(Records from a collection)
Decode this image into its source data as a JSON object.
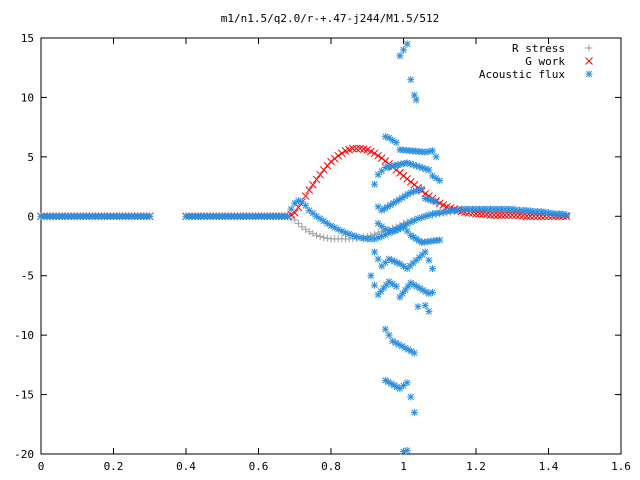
{
  "chart_data": {
    "type": "scatter",
    "title": "m1/n1.5/q2.0/r-+.47-j244/M1.5/512",
    "xlabel": "",
    "ylabel": "",
    "xlim": [
      0,
      1.6
    ],
    "ylim": [
      -20,
      15
    ],
    "x_ticks": [
      "0",
      "0.2",
      "0.4",
      "0.6",
      "0.8",
      "1",
      "1.2",
      "1.4",
      "1.6"
    ],
    "y_ticks": [
      "15",
      "10",
      "5",
      "0",
      "-5",
      "-10",
      "-15",
      "-20"
    ],
    "grid": false,
    "legend_position": "top-right",
    "series": [
      {
        "name": "R stress",
        "marker": "plus",
        "color": "#a0a0a0",
        "points": [
          [
            0.0,
            0
          ],
          [
            0.1,
            0
          ],
          [
            0.2,
            0
          ],
          [
            0.3,
            0
          ],
          [
            0.4,
            0
          ],
          [
            0.5,
            0
          ],
          [
            0.6,
            0
          ],
          [
            0.68,
            0
          ],
          [
            0.7,
            -0.3
          ],
          [
            0.72,
            -0.9
          ],
          [
            0.74,
            -1.3
          ],
          [
            0.76,
            -1.6
          ],
          [
            0.78,
            -1.8
          ],
          [
            0.8,
            -1.9
          ],
          [
            0.82,
            -1.9
          ],
          [
            0.84,
            -1.9
          ],
          [
            0.86,
            -1.9
          ],
          [
            0.88,
            -1.8
          ],
          [
            0.9,
            -1.7
          ],
          [
            0.92,
            -1.5
          ],
          [
            0.94,
            -1.3
          ],
          [
            0.96,
            -1.1
          ],
          [
            0.98,
            -0.9
          ],
          [
            1.0,
            -0.6
          ],
          [
            1.02,
            -0.4
          ],
          [
            1.04,
            -0.2
          ],
          [
            1.06,
            0.0
          ],
          [
            1.08,
            0.1
          ],
          [
            1.1,
            0.2
          ],
          [
            1.12,
            0.3
          ],
          [
            1.14,
            0.4
          ],
          [
            1.16,
            0.5
          ],
          [
            1.18,
            0.5
          ],
          [
            1.2,
            0.5
          ],
          [
            1.22,
            0.5
          ],
          [
            1.24,
            0.5
          ],
          [
            1.26,
            0.5
          ],
          [
            1.28,
            0.5
          ],
          [
            1.3,
            0.4
          ],
          [
            1.32,
            0.4
          ],
          [
            1.34,
            0.3
          ],
          [
            1.36,
            0.3
          ],
          [
            1.38,
            0.2
          ],
          [
            1.4,
            0.2
          ],
          [
            1.42,
            0.1
          ],
          [
            1.44,
            0.1
          ],
          [
            1.45,
            0.0
          ]
        ]
      },
      {
        "name": "G work",
        "marker": "cross",
        "color": "#ff0000",
        "points": [
          [
            0.0,
            0
          ],
          [
            0.1,
            0
          ],
          [
            0.2,
            0
          ],
          [
            0.3,
            0
          ],
          [
            0.4,
            0
          ],
          [
            0.5,
            0
          ],
          [
            0.6,
            0
          ],
          [
            0.68,
            0
          ],
          [
            0.7,
            0.3
          ],
          [
            0.72,
            1.2
          ],
          [
            0.74,
            2.2
          ],
          [
            0.76,
            3.1
          ],
          [
            0.78,
            3.9
          ],
          [
            0.8,
            4.6
          ],
          [
            0.82,
            5.1
          ],
          [
            0.84,
            5.5
          ],
          [
            0.86,
            5.7
          ],
          [
            0.88,
            5.7
          ],
          [
            0.9,
            5.6
          ],
          [
            0.92,
            5.3
          ],
          [
            0.94,
            4.9
          ],
          [
            0.96,
            4.4
          ],
          [
            0.98,
            3.9
          ],
          [
            1.0,
            3.4
          ],
          [
            1.02,
            2.9
          ],
          [
            1.04,
            2.4
          ],
          [
            1.06,
            1.9
          ],
          [
            1.08,
            1.5
          ],
          [
            1.1,
            1.1
          ],
          [
            1.12,
            0.8
          ],
          [
            1.14,
            0.6
          ],
          [
            1.16,
            0.4
          ],
          [
            1.18,
            0.3
          ],
          [
            1.2,
            0.2
          ],
          [
            1.22,
            0.2
          ],
          [
            1.24,
            0.1
          ],
          [
            1.26,
            0.1
          ],
          [
            1.28,
            0.1
          ],
          [
            1.3,
            0.1
          ],
          [
            1.32,
            0.1
          ],
          [
            1.34,
            0.0
          ],
          [
            1.36,
            0.0
          ],
          [
            1.38,
            0.0
          ],
          [
            1.4,
            0.0
          ],
          [
            1.42,
            0.0
          ],
          [
            1.44,
            0.0
          ],
          [
            1.45,
            0.0
          ]
        ]
      },
      {
        "name": "Acoustic flux",
        "marker": "star",
        "color": "#2a8fe0",
        "points": [
          [
            0.0,
            0
          ],
          [
            0.1,
            0
          ],
          [
            0.2,
            0
          ],
          [
            0.3,
            0
          ],
          [
            0.4,
            0
          ],
          [
            0.5,
            0
          ],
          [
            0.6,
            0
          ],
          [
            0.68,
            0
          ],
          [
            0.69,
            0.6
          ],
          [
            0.7,
            1.1
          ],
          [
            0.71,
            1.3
          ],
          [
            0.72,
            1.2
          ],
          [
            0.73,
            0.9
          ],
          [
            0.74,
            0.5
          ],
          [
            0.76,
            0.0
          ],
          [
            0.78,
            -0.4
          ],
          [
            0.8,
            -0.8
          ],
          [
            0.82,
            -1.1
          ],
          [
            0.84,
            -1.4
          ],
          [
            0.86,
            -1.6
          ],
          [
            0.88,
            -1.8
          ],
          [
            0.9,
            -1.9
          ],
          [
            0.92,
            -1.9
          ],
          [
            0.94,
            -1.7
          ],
          [
            0.96,
            -1.4
          ],
          [
            0.98,
            -1.1
          ],
          [
            1.0,
            -0.8
          ],
          [
            1.02,
            -0.5
          ],
          [
            1.04,
            -0.2
          ],
          [
            1.06,
            0.0
          ],
          [
            1.08,
            0.2
          ],
          [
            1.1,
            0.3
          ],
          [
            1.12,
            0.4
          ],
          [
            1.14,
            0.5
          ],
          [
            1.16,
            0.6
          ],
          [
            1.18,
            0.6
          ],
          [
            1.2,
            0.6
          ],
          [
            1.22,
            0.6
          ],
          [
            1.24,
            0.6
          ],
          [
            1.26,
            0.6
          ],
          [
            1.28,
            0.6
          ],
          [
            1.3,
            0.6
          ],
          [
            1.32,
            0.5
          ],
          [
            1.34,
            0.5
          ],
          [
            1.36,
            0.4
          ],
          [
            1.38,
            0.4
          ],
          [
            1.4,
            0.3
          ],
          [
            1.42,
            0.2
          ],
          [
            1.44,
            0.2
          ],
          [
            1.45,
            0.1
          ],
          [
            0.99,
            13.5
          ],
          [
            1.01,
            14.5
          ],
          [
            1.02,
            11.5
          ],
          [
            1.03,
            10.2
          ],
          [
            1.035,
            9.8
          ],
          [
            0.95,
            6.7
          ],
          [
            0.96,
            6.6
          ],
          [
            0.98,
            6.2
          ],
          [
            0.99,
            5.6
          ],
          [
            1.06,
            5.4
          ],
          [
            1.08,
            5.5
          ],
          [
            1.09,
            5.0
          ],
          [
            0.93,
            3.5
          ],
          [
            0.95,
            4.1
          ],
          [
            1.01,
            4.5
          ],
          [
            1.07,
            3.9
          ],
          [
            1.08,
            3.4
          ],
          [
            1.1,
            3.0
          ],
          [
            0.92,
            2.7
          ],
          [
            0.93,
            0.8
          ],
          [
            0.94,
            0.5
          ],
          [
            1.02,
            2.0
          ],
          [
            1.05,
            2.3
          ],
          [
            1.06,
            1.5
          ],
          [
            1.09,
            1.2
          ],
          [
            0.93,
            -0.6
          ],
          [
            0.95,
            -1.1
          ],
          [
            0.97,
            -1.3
          ],
          [
            1.0,
            -0.9
          ],
          [
            1.02,
            -1.6
          ],
          [
            1.05,
            -2.2
          ],
          [
            1.1,
            -2.0
          ],
          [
            0.92,
            -3.0
          ],
          [
            0.94,
            -4.2
          ],
          [
            0.96,
            -3.6
          ],
          [
            0.99,
            -4.0
          ],
          [
            1.01,
            -4.4
          ],
          [
            1.06,
            -3.0
          ],
          [
            1.08,
            -4.4
          ],
          [
            0.91,
            -5.0
          ],
          [
            0.93,
            -6.6
          ],
          [
            0.96,
            -5.5
          ],
          [
            0.98,
            -5.9
          ],
          [
            0.99,
            -6.8
          ],
          [
            1.02,
            -5.6
          ],
          [
            1.07,
            -6.5
          ],
          [
            1.08,
            -6.4
          ],
          [
            1.06,
            -7.5
          ],
          [
            1.07,
            -8.0
          ],
          [
            1.04,
            -7.6
          ],
          [
            0.95,
            -9.5
          ],
          [
            0.97,
            -10.5
          ],
          [
            1.03,
            -11.5
          ],
          [
            0.95,
            -13.8
          ],
          [
            0.99,
            -14.5
          ],
          [
            1.01,
            -14.0
          ],
          [
            1.02,
            -15.2
          ],
          [
            1.03,
            -16.5
          ],
          [
            1.0,
            -19.8
          ],
          [
            1.01,
            -19.7
          ]
        ]
      }
    ]
  }
}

What you should do: Gather up the lines that contain the word "marker".

Full output:
        "marker": "plus",
        "marker": "cross",
        "marker": "star",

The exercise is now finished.